To be done
From the data that follows, report how many lines hold the string "afraid", giving only the number.

========

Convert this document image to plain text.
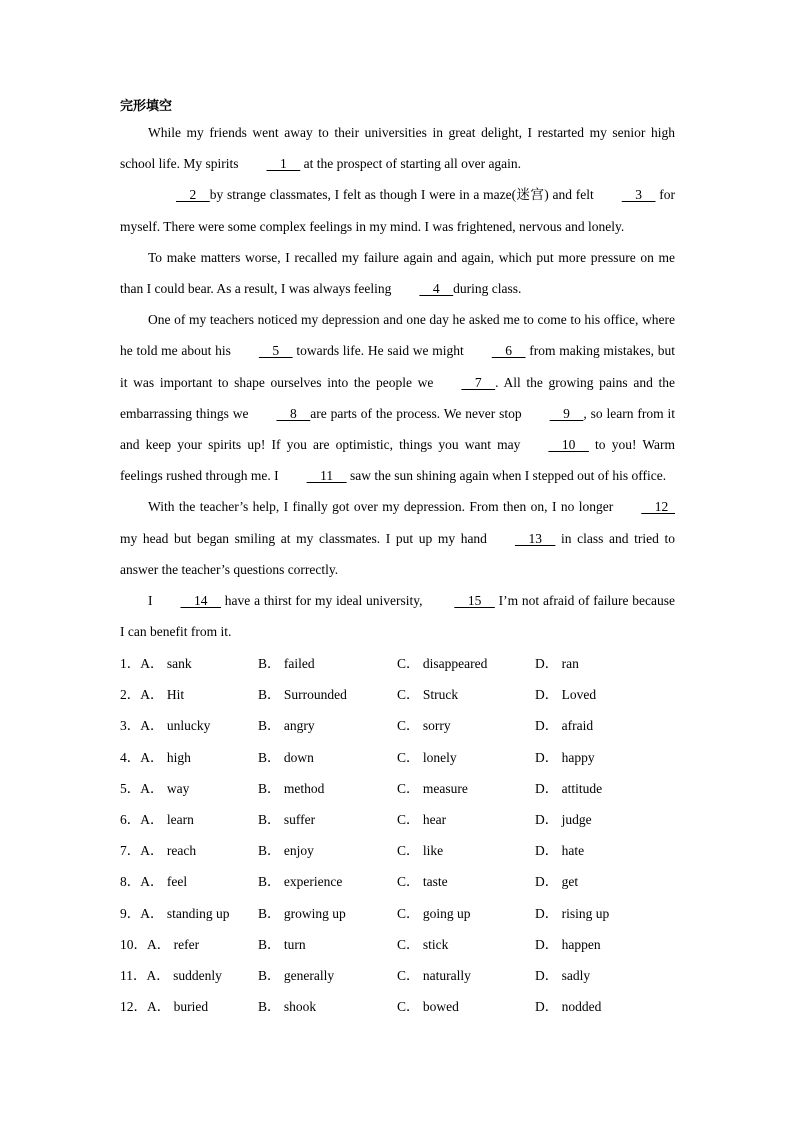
完形填空

While my friends went away to their universities in great delight, I restarted my senior high school life. My spirits    1     at the prospect of starting all over again.

2    by strange classmates, I felt as though I were in a maze(迷宫) and felt    3     for myself. There were some complex feelings in my mind. I was frightened, nervous and lonely.

To make matters worse, I recalled my failure again and again, which put more pressure on me than I could bear. As a result, I was always feeling    4    during class.

One of my teachers noticed my depression and one day he asked me to come to his office, where he told me about his    5     towards life. He said we might    6     from making mistakes, but it was important to shape ourselves into the people we    7    . All the growing pains and the embarrassing things we    8    are parts of the process. We never stop    9    , so learn from it and keep your spirits up! If you are optimistic, things you want may    10     to you! Warm feelings rushed through me. I    11     saw the sun shining again when I stepped out of his office.

With the teacher’s help, I finally got over my depression. From then on, I no longer    12   my head but began smiling at my classmates. I put up my hand    13     in class and tried to answer the teacher’s questions correctly.

I    14     have a thirst for my ideal university,     15     I’m not afraid of failure because I can benefit from it.

1．A． sank	B． failed	C． disappeared	D． ran
2．A． Hit	B． Surrounded	C． Struck	D． Loved
3．A． unlucky	B． angry	C． sorry	D． afraid
4．A． high	B． down	C． lonely	D． happy
5．A． way	B． method	C． measure	D． attitude
6．A． learn	B． suffer	C． hear	D． judge
7．A． reach	B． enjoy	C． like	D． hate
8．A． feel	B． experience	C． taste	D． get
9．A． standing up B． growing up	C． going up	D． rising up
10．A． refer	B． turn	C． stick	D． happen
11．A． suddenly	B． generally	C． naturally	D． sadly
12．A． buried	B． shook	C． bowed	D． nodded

========

Complete answer
2